しかし、この“投票率99.97%”は、家族を祖国に残してきた脱北者にとっては、選挙に参加しないと脱北が発覚し、家族に危害が及ぶという脅威となったようです。

****脱北者、投票へ決死の帰国 「不在ばれれば家族が処罰****
北朝鮮で9日に実施された最高人民会議の代議員選挙を前に、中国に逃れていた脱北者の一部が秘密裏に北朝鮮への「一時帰国」を試みた。

投票せずに脱北が発覚すると、残してきた家族に危害が及ぶことを恐れての行動だ。過去の選挙では毎回100%かそれに近い投票率があり、危険覚悟で故郷を目指した。

中国にいる脱北者らの証言によると、過去の選挙でも国民全員の投票が原則だったが、家族らの代理投票が可能だった。ところが今回は投票者の本人確認が徹底され、投票しない場合は理由を徹底調査するとの情報が流れたという。

## 課題 1
脱北者の投票に関する本文で、今回の選挙で徹底されたとされるのは何ですか。
## 課題 2
次の(a)〜(c)が脱北者の投票に関する本文と合っているか、それぞれ「はい」か「いいえ」で答え、根拠となる本文の語句をそのまま引用してください。
(a) 過去の選挙では、家族による代理投票ができた。
(b) 一時帰国を試みた脱北者は、韓国に逃れていた人たちだった。
(c) 過去の選挙の投票率は、毎回半数程度だった。
## 課題 3
脱北者の投票に関する本文を、最後の文の次から書き継いでください。
資料は本文とは別のものとして扱ってください。

## 提供資料
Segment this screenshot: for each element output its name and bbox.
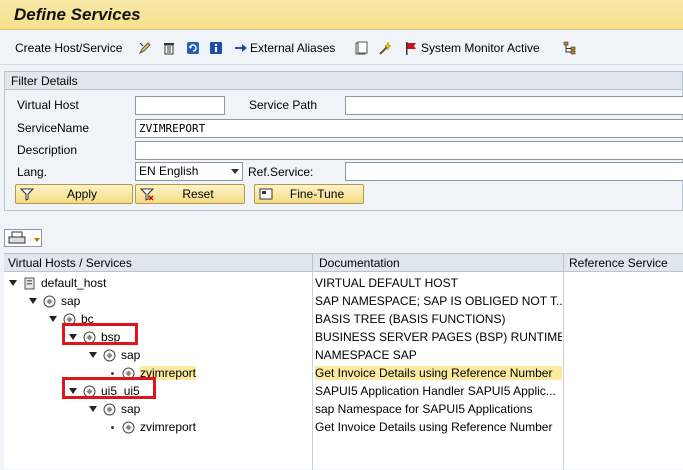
tree-header: Virtual Hosts / Services Documentation R… (4, 254, 683, 272)
info-icon[interactable] (209, 40, 223, 56)
tree-node-label[interactable]: zvimreport (140, 420, 196, 434)
tree-node-documentation: Get Invoice Details using Reference Numb… (315, 366, 562, 380)
tree-node-documentation: VIRTUAL DEFAULT HOST (315, 276, 458, 290)
expand-toggle-icon[interactable] (89, 352, 97, 358)
service-node-icon (83, 331, 96, 344)
title-bar: Define Services (0, 0, 683, 30)
tree-node-label[interactable]: sap (61, 294, 80, 308)
tree-row[interactable]: default_host VIRTUAL DEFAULT HOST (4, 274, 683, 292)
service-node-icon (103, 403, 116, 416)
tree-node-label[interactable]: ui5_ui5 (101, 384, 140, 398)
expand-toggle-icon[interactable] (69, 388, 77, 394)
description-input[interactable] (135, 141, 683, 160)
expand-toggle-icon[interactable] (69, 334, 77, 340)
chevron-down-icon (34, 238, 40, 242)
tree-row[interactable]: ui5_ui5 SAPUI5 Application Handler SAPUI… (4, 382, 683, 400)
create-host-service-button[interactable]: Create Host/Service (15, 40, 122, 56)
tree-node-label[interactable]: bc (81, 312, 94, 326)
service-node-icon (43, 295, 56, 308)
tree-row[interactable]: zvimreport Get Invoice Details using Ref… (4, 418, 683, 436)
expand-toggle-icon[interactable] (49, 316, 57, 322)
display-document-icon[interactable] (354, 40, 368, 56)
expand-toggle-icon[interactable] (29, 298, 37, 304)
fine-tune-button[interactable]: Fine-Tune (254, 184, 364, 204)
tree-row[interactable]: bsp BUSINESS SERVER PAGES (BSP) RUNTIME (4, 328, 683, 346)
tree-node-documentation: SAPUI5 Application Handler SAPUI5 Applic… (315, 384, 556, 398)
language-select[interactable]: EN English (135, 162, 243, 181)
settings-icon (259, 187, 273, 201)
tree-node-documentation: Get Invoice Details using Reference Numb… (315, 420, 553, 434)
service-path-input[interactable] (345, 96, 683, 115)
refresh-icon[interactable] (186, 40, 200, 56)
host-icon (23, 277, 36, 290)
change-icon[interactable] (138, 40, 152, 56)
external-aliases-button[interactable]: External Aliases (234, 40, 335, 56)
arrow-right-icon (234, 41, 248, 55)
tree-row[interactable]: sap SAP NAMESPACE; SAP IS OBLIGED NOT T.… (4, 292, 683, 310)
language-label: Lang. (17, 165, 48, 179)
system-monitor-button[interactable]: System Monitor Active (404, 40, 540, 56)
virtual-host-label: Virtual Host (17, 98, 79, 112)
hierarchy-icon[interactable] (563, 40, 577, 56)
tree-node-label[interactable]: sap (121, 402, 140, 416)
reset-filter-icon (139, 187, 155, 201)
leaf-bullet-icon (111, 425, 114, 429)
ref-service-label: Ref.Service: (248, 165, 314, 179)
filter-details-header: Filter Details (5, 72, 682, 90)
tree-node-label[interactable]: sap (121, 348, 140, 362)
tree-row[interactable]: sap sap Namespace for SAPUI5 Application… (4, 400, 683, 418)
tree-node-documentation: SAP NAMESPACE; SAP IS OBLIGED NOT T... (315, 294, 562, 308)
service-path-label: Service Path (249, 98, 318, 112)
reset-button[interactable]: Reset (135, 184, 245, 204)
tree-row[interactable]: sap NAMESPACE SAP (4, 346, 683, 364)
column-header-services[interactable]: Virtual Hosts / Services (8, 256, 132, 270)
delete-icon[interactable] (162, 40, 176, 56)
wizard-icon[interactable] (378, 40, 392, 56)
filter-icon (19, 187, 35, 201)
tree-node-documentation: BASIS TREE (BASIS FUNCTIONS) (315, 312, 506, 326)
service-node-icon (122, 421, 135, 434)
services-tree: Virtual Hosts / Services Documentation R… (4, 253, 683, 470)
ref-service-input[interactable] (345, 162, 683, 181)
leaf-bullet-icon (111, 371, 114, 375)
column-header-documentation[interactable]: Documentation (319, 256, 400, 270)
column-header-reference-service[interactable]: Reference Service (569, 256, 668, 270)
expand-toggle-icon[interactable] (89, 406, 97, 412)
tree-node-label[interactable]: bsp (101, 330, 120, 344)
service-node-icon (122, 367, 135, 380)
tree-row[interactable]: bc BASIS TREE (BASIS FUNCTIONS) (4, 310, 683, 328)
expand-toggle-icon[interactable] (9, 280, 17, 286)
tree-node-documentation: sap Namespace for SAPUI5 Applications (315, 402, 533, 416)
description-label: Description (17, 143, 78, 157)
printer-icon (8, 231, 26, 245)
tree-node-label[interactable]: default_host (41, 276, 106, 290)
tree-node-documentation: NAMESPACE SAP (315, 348, 417, 362)
flag-icon (404, 41, 418, 55)
tree-node-label[interactable]: zvimreport (140, 366, 197, 380)
application-toolbar: Create Host/Service External Aliases Sys… (0, 31, 683, 65)
service-name-label: ServiceName (17, 121, 90, 135)
service-name-input[interactable]: ZVIMREPORT (135, 119, 683, 138)
service-node-icon (83, 385, 96, 398)
tree-row[interactable]: zvimreport Get Invoice Details using Ref… (4, 364, 683, 382)
filter-details-panel: Filter Details Virtual Host Service Path… (4, 71, 683, 211)
page-title: Define Services (14, 5, 141, 24)
virtual-host-input[interactable] (135, 96, 225, 115)
service-node-icon (103, 349, 116, 362)
service-node-icon (63, 313, 76, 326)
tree-node-documentation: BUSINESS SERVER PAGES (BSP) RUNTIME (315, 330, 562, 344)
print-button[interactable] (4, 229, 42, 247)
apply-button[interactable]: Apply (15, 184, 133, 204)
chevron-down-icon (231, 169, 239, 174)
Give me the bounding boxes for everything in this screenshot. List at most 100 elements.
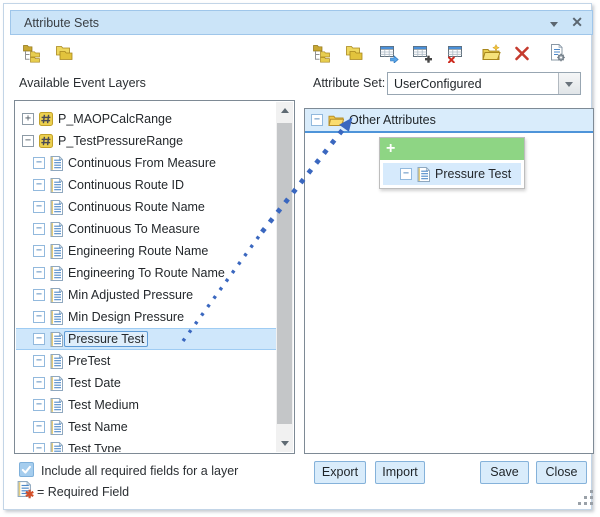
field-document-icon [50,398,63,413]
resize-grip[interactable] [578,490,596,508]
drag-ghost-label: Pressure Test [435,167,511,181]
collapse-box-icon[interactable]: − [33,443,45,452]
field-document-icon [50,310,63,325]
available-event-layers-label: Available Event Layers [19,76,146,90]
tree-field-row[interactable]: − Continuous Route ID [16,174,276,196]
tree-field-row[interactable]: − Continuous To Measure [16,218,276,240]
field-document-icon [50,354,63,369]
collapse-box-icon[interactable]: − [33,399,45,411]
attribute-set-label: Attribute Set: [313,76,385,90]
event-layers-tree: + P_MAOPCalcRange − P_TestPressureRange … [16,102,276,452]
collapse-box-icon: − [400,168,412,180]
collapse-box-icon[interactable]: − [311,114,323,126]
tree-field-row[interactable]: − Engineering To Route Name [16,262,276,284]
collapse-box-icon[interactable]: − [33,421,45,433]
tree-field-row[interactable]: − PreTest [16,350,276,372]
drop-add-indicator: + [380,138,524,160]
new-attribute-set-table-plus-icon[interactable] [412,43,432,63]
triangle-down-icon [281,441,289,446]
collapse-box-icon[interactable]: − [33,355,45,367]
collapse-box-icon[interactable]: − [33,157,45,169]
tree-field-row[interactable]: − Engineering Route Name [16,240,276,262]
field-document-icon [50,156,63,171]
attribute-set-dropdown-value: UserConfigured [394,77,482,91]
attribute-set-panel: − Other Attributes + − Pressure Test [304,108,594,454]
tree-field-row[interactable]: − Test Date [16,372,276,394]
chevron-down-icon [565,82,573,87]
scrollbar-thumb[interactable] [277,123,292,424]
tree-field-row-selected[interactable]: − Pressure Test [16,328,276,350]
required-asterisk-icon: ✱ [25,488,34,501]
dialog-title: Attribute Sets [24,16,99,30]
collapse-all-folders-icon[interactable] [54,43,74,63]
scroll-down-button[interactable] [276,435,293,452]
collapse-box-icon[interactable]: − [33,311,45,323]
collapse-all-folders-icon[interactable] [344,43,364,63]
tree-layer-label: P_MAOPCalcRange [58,112,172,126]
expand-box-icon[interactable]: + [22,113,34,125]
collapse-box-icon[interactable]: − [33,377,45,389]
import-button[interactable]: Import [375,461,425,484]
event-layer-icon [39,134,53,148]
field-document-icon [50,178,63,193]
tree-field-label: PreTest [68,354,110,368]
collapse-box-icon[interactable]: − [33,201,45,213]
close-dialog-icon[interactable]: ✕ [571,14,583,31]
delete-attribute-set-table-x-icon[interactable] [447,43,467,63]
other-attributes-row[interactable]: − Other Attributes [305,109,593,133]
save-button[interactable]: Save [480,461,529,484]
field-document-icon [50,442,63,453]
tree-field-row[interactable]: − Test Medium [16,394,276,416]
event-layer-icon [39,112,53,126]
remove-item-x-icon[interactable] [512,43,532,63]
collapse-box-icon[interactable]: − [33,333,45,345]
tree-layer-row[interactable]: − P_TestPressureRange [16,130,276,152]
available-event-layers-panel: + P_MAOPCalcRange − P_TestPressureRange … [14,100,295,454]
drag-ghost-item: − Pressure Test [383,163,521,185]
expand-all-tree-icon[interactable] [312,43,332,63]
collapse-box-icon[interactable]: − [33,223,45,235]
tree-layer-label: P_TestPressureRange [58,134,183,148]
tree-field-label: Continuous From Measure [68,156,216,170]
scroll-up-button[interactable] [276,102,293,119]
field-document-icon [50,222,63,237]
dialog-titlebar: Attribute Sets ✕ [10,10,593,35]
tree-field-label: Engineering To Route Name [68,266,225,280]
include-required-fields-checkbox[interactable] [19,462,34,477]
collapse-box-icon[interactable]: − [33,179,45,191]
collapse-box-icon[interactable]: − [22,135,34,147]
add-layer-to-set-table-arrow-icon[interactable] [379,43,399,63]
triangle-up-icon [281,108,289,113]
attribute-sets-dialog: Attribute Sets ✕ [3,3,592,510]
export-button[interactable]: Export [314,461,366,484]
configure-document-gear-icon[interactable] [547,43,567,63]
tree-field-row[interactable]: − Min Design Pressure [16,306,276,328]
tree-field-row[interactable]: − Test Type [16,438,276,452]
tree-field-label: Engineering Route Name [68,244,208,258]
required-field-legend: = Required Field [37,485,129,499]
tree-field-label: Test Name [68,420,128,434]
tree-field-row[interactable]: − Continuous From Measure [16,152,276,174]
plus-icon: + [386,140,395,158]
tree-field-label: Test Date [68,376,121,390]
collapse-dialog-chevron-icon[interactable] [550,22,558,27]
attribute-set-dropdown[interactable]: UserConfigured [387,72,581,95]
tree-field-row[interactable]: − Min Adjusted Pressure [16,284,276,306]
tree-field-row[interactable]: − Continuous Route Name [16,196,276,218]
collapse-box-icon[interactable]: − [33,267,45,279]
collapse-box-icon[interactable]: − [33,245,45,257]
close-button[interactable]: Close [536,461,587,484]
tree-layer-row[interactable]: + P_MAOPCalcRange [16,108,276,130]
dropdown-open-button[interactable] [558,73,580,94]
open-folder-icon [328,114,344,127]
field-document-icon [50,332,63,347]
field-document-icon [50,288,63,303]
tree-field-row[interactable]: − Test Name [16,416,276,438]
collapse-box-icon[interactable]: − [33,289,45,301]
tree-field-label: Continuous Route Name [68,200,205,214]
tree-field-label: Test Type [68,442,121,452]
new-folder-icon[interactable] [481,43,501,63]
include-required-fields-label: Include all required fields for a layer [41,464,238,478]
checkmark-icon [20,463,33,476]
expand-all-tree-icon[interactable] [22,43,42,63]
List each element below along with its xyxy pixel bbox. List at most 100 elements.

## 正解 1
投票者の本人確認です。

## 正解 2
(a) はい。「家族らの代理投票が可能だった」
(b) いいえ。「中国に逃れていた脱北者の一部が秘密裏に北朝鮮への「一時帰国」を試みた」
(c) いいえ。「過去の選挙では毎回100%かそれに近い投票率があり」

## 正解 3
約4カ月前にブローカーに4千元(約7万円)を払って仲間数人と脱北した30代の男性は2月下旬、知人の北朝鮮商人からこの話を聞いた。

仲間らと「金正恩(キムジョンウン)(第1書記)は選挙で不在者を洗い出し、発覚したら家族が処罰されるだろう」と話し合い、投票のため再び一緒に国境を越えることを決意した。

一方、選挙を無視して中国に残る脱北者もいる。昨年12月に脱北したという50代の男性は「妻とは離婚しており(投票しなくても)影響はない」という。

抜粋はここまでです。